▶ [Description of the task]:
Retype the listing that follows, exactly as written.

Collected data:
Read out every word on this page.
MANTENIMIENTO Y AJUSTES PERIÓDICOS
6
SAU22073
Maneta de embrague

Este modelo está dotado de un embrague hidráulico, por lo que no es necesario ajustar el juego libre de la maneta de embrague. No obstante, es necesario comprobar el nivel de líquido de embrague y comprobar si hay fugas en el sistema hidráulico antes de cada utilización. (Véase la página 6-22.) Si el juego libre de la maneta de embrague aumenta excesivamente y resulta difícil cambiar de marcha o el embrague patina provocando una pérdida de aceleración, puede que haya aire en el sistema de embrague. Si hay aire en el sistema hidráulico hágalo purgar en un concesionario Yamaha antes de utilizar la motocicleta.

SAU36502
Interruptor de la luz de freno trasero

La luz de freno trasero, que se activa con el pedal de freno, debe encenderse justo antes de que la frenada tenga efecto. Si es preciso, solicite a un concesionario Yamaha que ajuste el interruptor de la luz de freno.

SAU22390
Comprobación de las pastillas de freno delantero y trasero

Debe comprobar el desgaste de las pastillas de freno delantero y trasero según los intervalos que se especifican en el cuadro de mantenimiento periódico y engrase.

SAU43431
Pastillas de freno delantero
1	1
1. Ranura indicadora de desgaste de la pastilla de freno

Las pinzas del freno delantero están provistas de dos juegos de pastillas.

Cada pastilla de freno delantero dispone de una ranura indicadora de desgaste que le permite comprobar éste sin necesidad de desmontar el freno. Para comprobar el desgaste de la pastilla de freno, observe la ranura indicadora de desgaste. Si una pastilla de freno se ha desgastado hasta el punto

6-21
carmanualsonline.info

▶ [Final result]:
Read out every word on this page.
MANTENIMIENTO Y AJUSTES PERIÓDICOS
6
SAU22073
Maneta de embrague

Este modelo está dotado de un embrague hidráulico, por lo que no es necesario ajustar el juego libre de la maneta de embrague. No obstante, es necesario comprobar el nivel de líquido de embrague y comprobar si hay fugas en el sistema hidráulico antes de cada utilización. (Véase la página 6-22.) Si el juego libre de la maneta de embrague aumenta excesivamente y resulta difícil cambiar de marcha o el embrague patina provocando una pérdida de aceleración, puede que haya aire en el sistema de embrague. Si hay aire en el sistema hidráulico hágalo purgar en un concesionario Yamaha antes de utilizar la motocicleta.

SAU36502
Interruptor de la luz de freno trasero

La luz de freno trasero, que se activa con el pedal de freno, debe encenderse justo antes de que la frenada tenga efecto. Si es preciso, solicite a un concesionario Yamaha que ajuste el interruptor de la luz de freno.

SAU22390
Comprobación de las pastillas de freno delantero y trasero

Debe comprobar el desgaste de las pastillas de freno delantero y trasero según los intervalos que se especifican en el cuadro de mantenimiento periódico y engrase.

SAU43431
Pastillas de freno delantero
1	1
1. Ranura indicadora de desgaste de la pastilla de freno

Las pinzas del freno delantero están provistas de dos juegos de pastillas.

Cada pastilla de freno delantero dispone de una ranura indicadora de desgaste que le permite comprobar éste sin necesidad de desmontar el freno. Para comprobar el desgaste de la pastilla de freno, observe la ranura indicadora de desgaste. Si una pastilla de freno se ha desgastado hasta el punto

6-21
carmanualsonline.info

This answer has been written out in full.